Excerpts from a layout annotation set
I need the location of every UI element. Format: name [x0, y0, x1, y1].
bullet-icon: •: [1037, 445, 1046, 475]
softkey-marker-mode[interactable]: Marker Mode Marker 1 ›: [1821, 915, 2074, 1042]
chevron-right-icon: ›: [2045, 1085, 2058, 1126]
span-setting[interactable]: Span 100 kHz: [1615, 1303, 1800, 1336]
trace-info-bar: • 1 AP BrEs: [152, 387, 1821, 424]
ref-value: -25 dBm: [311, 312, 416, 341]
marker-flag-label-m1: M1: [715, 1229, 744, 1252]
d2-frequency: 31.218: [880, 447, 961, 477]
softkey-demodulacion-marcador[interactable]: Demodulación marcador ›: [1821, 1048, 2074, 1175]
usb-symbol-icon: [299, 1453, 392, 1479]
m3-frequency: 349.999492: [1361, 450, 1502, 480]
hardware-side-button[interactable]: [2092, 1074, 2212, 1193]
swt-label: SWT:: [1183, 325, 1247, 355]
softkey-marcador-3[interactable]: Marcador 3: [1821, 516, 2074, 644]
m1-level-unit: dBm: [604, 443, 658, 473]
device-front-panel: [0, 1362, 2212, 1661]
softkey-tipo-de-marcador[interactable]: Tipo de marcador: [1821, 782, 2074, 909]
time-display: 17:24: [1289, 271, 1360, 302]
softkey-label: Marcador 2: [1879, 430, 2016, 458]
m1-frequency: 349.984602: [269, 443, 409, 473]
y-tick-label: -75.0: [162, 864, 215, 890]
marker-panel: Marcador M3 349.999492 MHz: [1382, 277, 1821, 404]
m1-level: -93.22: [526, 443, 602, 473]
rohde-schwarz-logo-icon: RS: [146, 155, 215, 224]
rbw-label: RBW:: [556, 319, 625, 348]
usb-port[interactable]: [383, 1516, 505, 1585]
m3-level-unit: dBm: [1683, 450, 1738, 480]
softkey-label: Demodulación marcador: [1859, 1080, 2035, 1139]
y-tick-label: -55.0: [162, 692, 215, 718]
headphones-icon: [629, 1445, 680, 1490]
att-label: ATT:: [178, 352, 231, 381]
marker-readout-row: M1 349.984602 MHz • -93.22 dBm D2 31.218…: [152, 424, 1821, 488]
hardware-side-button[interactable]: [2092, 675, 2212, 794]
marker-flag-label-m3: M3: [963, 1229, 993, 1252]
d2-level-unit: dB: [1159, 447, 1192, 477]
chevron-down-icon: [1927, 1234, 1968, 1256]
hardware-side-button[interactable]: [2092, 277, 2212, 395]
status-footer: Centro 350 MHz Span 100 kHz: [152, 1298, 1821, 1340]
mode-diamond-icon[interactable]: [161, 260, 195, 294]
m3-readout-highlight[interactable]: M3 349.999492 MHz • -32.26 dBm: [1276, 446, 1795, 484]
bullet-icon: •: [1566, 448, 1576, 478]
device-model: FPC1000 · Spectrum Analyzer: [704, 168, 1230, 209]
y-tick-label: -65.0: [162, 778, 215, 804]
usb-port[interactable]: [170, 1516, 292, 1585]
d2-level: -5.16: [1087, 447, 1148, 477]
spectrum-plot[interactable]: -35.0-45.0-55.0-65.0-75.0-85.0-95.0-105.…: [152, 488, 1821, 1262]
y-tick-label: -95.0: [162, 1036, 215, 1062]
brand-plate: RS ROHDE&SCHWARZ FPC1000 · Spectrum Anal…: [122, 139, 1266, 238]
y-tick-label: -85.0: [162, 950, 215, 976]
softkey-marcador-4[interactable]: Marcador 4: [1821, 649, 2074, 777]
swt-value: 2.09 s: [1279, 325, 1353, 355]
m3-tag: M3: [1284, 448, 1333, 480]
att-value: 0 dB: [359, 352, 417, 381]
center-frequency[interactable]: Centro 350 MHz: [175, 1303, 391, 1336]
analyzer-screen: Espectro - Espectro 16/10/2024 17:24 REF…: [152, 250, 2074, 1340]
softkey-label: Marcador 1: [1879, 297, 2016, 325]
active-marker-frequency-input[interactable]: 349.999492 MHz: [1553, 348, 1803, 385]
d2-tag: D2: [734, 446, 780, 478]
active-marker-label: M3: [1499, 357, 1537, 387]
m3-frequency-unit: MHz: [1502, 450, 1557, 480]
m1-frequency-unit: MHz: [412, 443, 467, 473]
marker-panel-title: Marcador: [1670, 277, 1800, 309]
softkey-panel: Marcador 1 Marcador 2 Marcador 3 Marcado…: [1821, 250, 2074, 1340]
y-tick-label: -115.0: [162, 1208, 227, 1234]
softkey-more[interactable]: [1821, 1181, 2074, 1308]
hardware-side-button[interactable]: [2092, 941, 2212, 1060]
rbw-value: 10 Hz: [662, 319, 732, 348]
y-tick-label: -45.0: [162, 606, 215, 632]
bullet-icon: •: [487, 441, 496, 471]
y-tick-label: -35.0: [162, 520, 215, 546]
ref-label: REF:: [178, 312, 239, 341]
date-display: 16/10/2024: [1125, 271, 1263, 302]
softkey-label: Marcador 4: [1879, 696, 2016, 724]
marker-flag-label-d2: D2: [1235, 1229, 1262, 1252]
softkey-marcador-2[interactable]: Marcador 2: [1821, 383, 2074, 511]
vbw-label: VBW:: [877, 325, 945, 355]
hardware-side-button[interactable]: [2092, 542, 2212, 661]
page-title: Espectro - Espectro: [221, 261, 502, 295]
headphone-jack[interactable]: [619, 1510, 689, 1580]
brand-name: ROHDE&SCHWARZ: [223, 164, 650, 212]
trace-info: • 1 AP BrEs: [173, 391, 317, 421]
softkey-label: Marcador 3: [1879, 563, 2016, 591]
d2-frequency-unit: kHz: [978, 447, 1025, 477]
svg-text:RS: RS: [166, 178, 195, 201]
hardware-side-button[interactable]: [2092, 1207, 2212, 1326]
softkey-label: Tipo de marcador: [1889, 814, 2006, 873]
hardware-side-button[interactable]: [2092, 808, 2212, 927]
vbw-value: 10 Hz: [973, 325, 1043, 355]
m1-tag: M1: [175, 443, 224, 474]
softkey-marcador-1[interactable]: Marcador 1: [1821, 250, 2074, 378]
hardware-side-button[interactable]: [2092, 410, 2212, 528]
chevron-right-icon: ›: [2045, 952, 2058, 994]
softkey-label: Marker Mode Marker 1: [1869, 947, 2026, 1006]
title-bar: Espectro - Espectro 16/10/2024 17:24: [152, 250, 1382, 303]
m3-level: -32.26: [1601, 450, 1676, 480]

*EXERCISE:*
Show each line of the data above that contains the string "flag". Case counts.

*THE RESULT:*
marker-flag-label-m1: M1: [715, 1229, 744, 1252]
marker-flag-label-m3: M3: [963, 1229, 993, 1252]
marker-flag-label-d2: D2: [1235, 1229, 1262, 1252]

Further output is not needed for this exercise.